§ **Aim**:
Copy out every record below with complete accuracy.

(Data entries)
§ §

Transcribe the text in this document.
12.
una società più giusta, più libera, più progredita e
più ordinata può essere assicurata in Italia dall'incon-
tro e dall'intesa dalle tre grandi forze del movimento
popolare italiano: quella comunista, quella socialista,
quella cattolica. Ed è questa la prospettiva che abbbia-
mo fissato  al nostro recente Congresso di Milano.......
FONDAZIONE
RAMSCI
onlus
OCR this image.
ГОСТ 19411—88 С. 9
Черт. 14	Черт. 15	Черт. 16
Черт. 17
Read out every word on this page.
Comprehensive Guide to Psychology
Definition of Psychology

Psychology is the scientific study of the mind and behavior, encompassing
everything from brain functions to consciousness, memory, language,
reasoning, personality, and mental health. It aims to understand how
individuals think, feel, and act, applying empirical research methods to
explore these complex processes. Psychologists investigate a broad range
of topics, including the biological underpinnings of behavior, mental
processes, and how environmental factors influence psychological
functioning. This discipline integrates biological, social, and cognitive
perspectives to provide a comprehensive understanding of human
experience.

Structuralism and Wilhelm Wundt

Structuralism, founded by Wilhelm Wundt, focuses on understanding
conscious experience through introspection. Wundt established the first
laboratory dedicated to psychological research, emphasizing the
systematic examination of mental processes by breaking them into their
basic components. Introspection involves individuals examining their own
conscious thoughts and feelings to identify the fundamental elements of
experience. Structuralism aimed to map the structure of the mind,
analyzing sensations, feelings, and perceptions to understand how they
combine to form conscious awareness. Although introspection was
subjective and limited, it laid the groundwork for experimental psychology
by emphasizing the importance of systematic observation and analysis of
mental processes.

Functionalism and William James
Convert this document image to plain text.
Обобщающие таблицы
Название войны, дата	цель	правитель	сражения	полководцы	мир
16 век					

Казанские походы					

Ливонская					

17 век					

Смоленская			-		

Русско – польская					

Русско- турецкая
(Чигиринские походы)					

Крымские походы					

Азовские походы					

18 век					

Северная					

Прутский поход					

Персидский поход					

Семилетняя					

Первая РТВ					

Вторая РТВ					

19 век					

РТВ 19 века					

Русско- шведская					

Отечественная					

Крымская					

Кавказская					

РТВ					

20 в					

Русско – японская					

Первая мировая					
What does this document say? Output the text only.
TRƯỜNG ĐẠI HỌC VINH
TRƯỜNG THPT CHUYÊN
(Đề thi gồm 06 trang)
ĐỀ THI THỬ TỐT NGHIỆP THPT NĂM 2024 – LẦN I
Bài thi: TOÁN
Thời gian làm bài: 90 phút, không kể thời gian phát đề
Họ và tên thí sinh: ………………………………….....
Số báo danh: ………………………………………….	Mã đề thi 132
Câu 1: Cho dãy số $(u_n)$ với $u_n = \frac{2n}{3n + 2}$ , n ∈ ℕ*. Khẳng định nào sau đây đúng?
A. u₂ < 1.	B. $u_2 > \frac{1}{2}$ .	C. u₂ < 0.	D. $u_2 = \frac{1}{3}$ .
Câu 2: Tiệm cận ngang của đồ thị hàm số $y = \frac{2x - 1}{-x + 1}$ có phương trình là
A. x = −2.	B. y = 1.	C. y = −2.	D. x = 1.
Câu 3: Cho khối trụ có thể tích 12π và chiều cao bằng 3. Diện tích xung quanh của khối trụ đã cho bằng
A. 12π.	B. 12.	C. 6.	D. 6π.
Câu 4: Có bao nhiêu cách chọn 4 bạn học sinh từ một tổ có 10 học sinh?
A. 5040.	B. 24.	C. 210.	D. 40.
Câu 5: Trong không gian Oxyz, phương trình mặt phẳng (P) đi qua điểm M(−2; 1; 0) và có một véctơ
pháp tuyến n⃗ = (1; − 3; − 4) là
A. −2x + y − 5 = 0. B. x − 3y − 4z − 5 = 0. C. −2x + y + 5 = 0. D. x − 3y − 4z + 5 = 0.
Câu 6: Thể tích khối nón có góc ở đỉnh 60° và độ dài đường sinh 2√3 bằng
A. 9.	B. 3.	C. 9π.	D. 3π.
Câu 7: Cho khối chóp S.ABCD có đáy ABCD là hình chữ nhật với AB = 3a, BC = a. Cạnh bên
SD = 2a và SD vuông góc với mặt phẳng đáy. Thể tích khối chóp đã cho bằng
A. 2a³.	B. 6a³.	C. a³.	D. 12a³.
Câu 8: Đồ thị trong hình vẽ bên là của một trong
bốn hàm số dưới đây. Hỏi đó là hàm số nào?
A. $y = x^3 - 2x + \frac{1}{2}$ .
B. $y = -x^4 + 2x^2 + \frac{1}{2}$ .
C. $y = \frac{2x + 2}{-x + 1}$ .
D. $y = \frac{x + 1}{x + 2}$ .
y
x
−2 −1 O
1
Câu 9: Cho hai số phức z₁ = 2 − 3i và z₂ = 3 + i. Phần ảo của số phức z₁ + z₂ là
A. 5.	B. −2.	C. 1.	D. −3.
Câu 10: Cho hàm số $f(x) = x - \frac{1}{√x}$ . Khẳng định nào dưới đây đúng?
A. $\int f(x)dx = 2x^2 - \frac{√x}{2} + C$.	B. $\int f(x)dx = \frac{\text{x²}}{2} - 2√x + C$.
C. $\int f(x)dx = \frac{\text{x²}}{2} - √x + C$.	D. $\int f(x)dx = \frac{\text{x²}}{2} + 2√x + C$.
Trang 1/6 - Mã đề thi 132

§ §

§ **Finished answer**:
Transcribe the text in this document.
12.
una società più giusta, più libera, più progredita e
più ordinata può essere assicurata in Italia dall'incon-
tro e dall'intesa dalle tre grandi forze del movimento
popolare italiano: quella comunista, quella socialista,
quella cattolica. Ed è questa la prospettiva che abbbia-
mo fissato  al nostro recente Congresso di Milano.......
FONDAZIONE
RAMSCI
onlus
OCR this image.
ГОСТ 19411—88 С. 9
Черт. 14	Черт. 15	Черт. 16
Черт. 17
Read out every word on this page.
Comprehensive Guide to Psychology
Definition of Psychology

Psychology is the scientific study of the mind and behavior, encompassing
everything from brain functions to consciousness, memory, language,
reasoning, personality, and mental health. It aims to understand how
individuals think, feel, and act, applying empirical research methods to
explore these complex processes. Psychologists investigate a broad range
of topics, including the biological underpinnings of behavior, mental
processes, and how environmental factors influence psychological
functioning. This discipline integrates biological, social, and cognitive
perspectives to provide a comprehensive understanding of human
experience.

Structuralism and Wilhelm Wundt

Structuralism, founded by Wilhelm Wundt, focuses on understanding
conscious experience through introspection. Wundt established the first
laboratory dedicated to psychological research, emphasizing the
systematic examination of mental processes by breaking them into their
basic components. Introspection involves individuals examining their own
conscious thoughts and feelings to identify the fundamental elements of
experience. Structuralism aimed to map the structure of the mind,
analyzing sensations, feelings, and perceptions to understand how they
combine to form conscious awareness. Although introspection was
subjective and limited, it laid the groundwork for experimental psychology
by emphasizing the importance of systematic observation and analysis of
mental processes.

Functionalism and William James
Convert this document image to plain text.
Обобщающие таблицы
Название войны, дата	цель	правитель	сражения	полководцы	мир
16 век					

Казанские походы					

Ливонская					

17 век					

Смоленская			-		

Русско – польская					

Русско- турецкая
(Чигиринские походы)					

Крымские походы					

Азовские походы					

18 век					

Северная					

Прутский поход					

Персидский поход					

Семилетняя					

Первая РТВ					

Вторая РТВ					

19 век					

РТВ 19 века					

Русско- шведская					

Отечественная					

Крымская					

Кавказская					

РТВ					

20 в					

Русско – японская					

Первая мировая					
What does this document say? Output the text only.
TRƯỜNG ĐẠI HỌC VINH
TRƯỜNG THPT CHUYÊN
(Đề thi gồm 06 trang)
ĐỀ THI THỬ TỐT NGHIỆP THPT NĂM 2024 – LẦN I
Bài thi: TOÁN
Thời gian làm bài: 90 phút, không kể thời gian phát đề
Họ và tên thí sinh: ………………………………….....
Số báo danh: ………………………………………….	Mã đề thi 132
Câu 1: Cho dãy số $(u_n)$ với $u_n = \frac{2n}{3n + 2}$ , n ∈ ℕ*. Khẳng định nào sau đây đúng?
A. u₂ < 1.	B. $u_2 > \frac{1}{2}$ .	C. u₂ < 0.	D. $u_2 = \frac{1}{3}$ .
Câu 2: Tiệm cận ngang của đồ thị hàm số $y = \frac{2x - 1}{-x + 1}$ có phương trình là
A. x = −2.	B. y = 1.	C. y = −2.	D. x = 1.
Câu 3: Cho khối trụ có thể tích 12π và chiều cao bằng 3. Diện tích xung quanh của khối trụ đã cho bằng
A. 12π.	B. 12.	C. 6.	D. 6π.
Câu 4: Có bao nhiêu cách chọn 4 bạn học sinh từ một tổ có 10 học sinh?
A. 5040.	B. 24.	C. 210.	D. 40.
Câu 5: Trong không gian Oxyz, phương trình mặt phẳng (P) đi qua điểm M(−2; 1; 0) và có một véctơ
pháp tuyến n⃗ = (1; − 3; − 4) là
A. −2x + y − 5 = 0. B. x − 3y − 4z − 5 = 0. C. −2x + y + 5 = 0. D. x − 3y − 4z + 5 = 0.
Câu 6: Thể tích khối nón có góc ở đỉnh 60° và độ dài đường sinh 2√3 bằng
A. 9.	B. 3.	C. 9π.	D. 3π.
Câu 7: Cho khối chóp S.ABCD có đáy ABCD là hình chữ nhật với AB = 3a, BC = a. Cạnh bên
SD = 2a và SD vuông góc với mặt phẳng đáy. Thể tích khối chóp đã cho bằng
A. 2a³.	B. 6a³.	C. a³.	D. 12a³.
Câu 8: Đồ thị trong hình vẽ bên là của một trong
bốn hàm số dưới đây. Hỏi đó là hàm số nào?
A. $y = x^3 - 2x + \frac{1}{2}$ .
B. $y = -x^4 + 2x^2 + \frac{1}{2}$ .
C. $y = \frac{2x + 2}{-x + 1}$ .
D. $y = \frac{x + 1}{x + 2}$ .
y
x
−2 −1 O
1
Câu 9: Cho hai số phức z₁ = 2 − 3i và z₂ = 3 + i. Phần ảo của số phức z₁ + z₂ là
A. 5.	B. −2.	C. 1.	D. −3.
Câu 10: Cho hàm số $f(x) = x - \frac{1}{√x}$ . Khẳng định nào dưới đây đúng?
A. $\int f(x)dx = 2x^2 - \frac{√x}{2} + C$.	B. $\int f(x)dx = \frac{\text{x²}}{2} - 2√x + C$.
C. $\int f(x)dx = \frac{\text{x²}}{2} - √x + C$.	D. $\int f(x)dx = \frac{\text{x²}}{2} + 2√x + C$.
Trang 1/6 - Mã đề thi 132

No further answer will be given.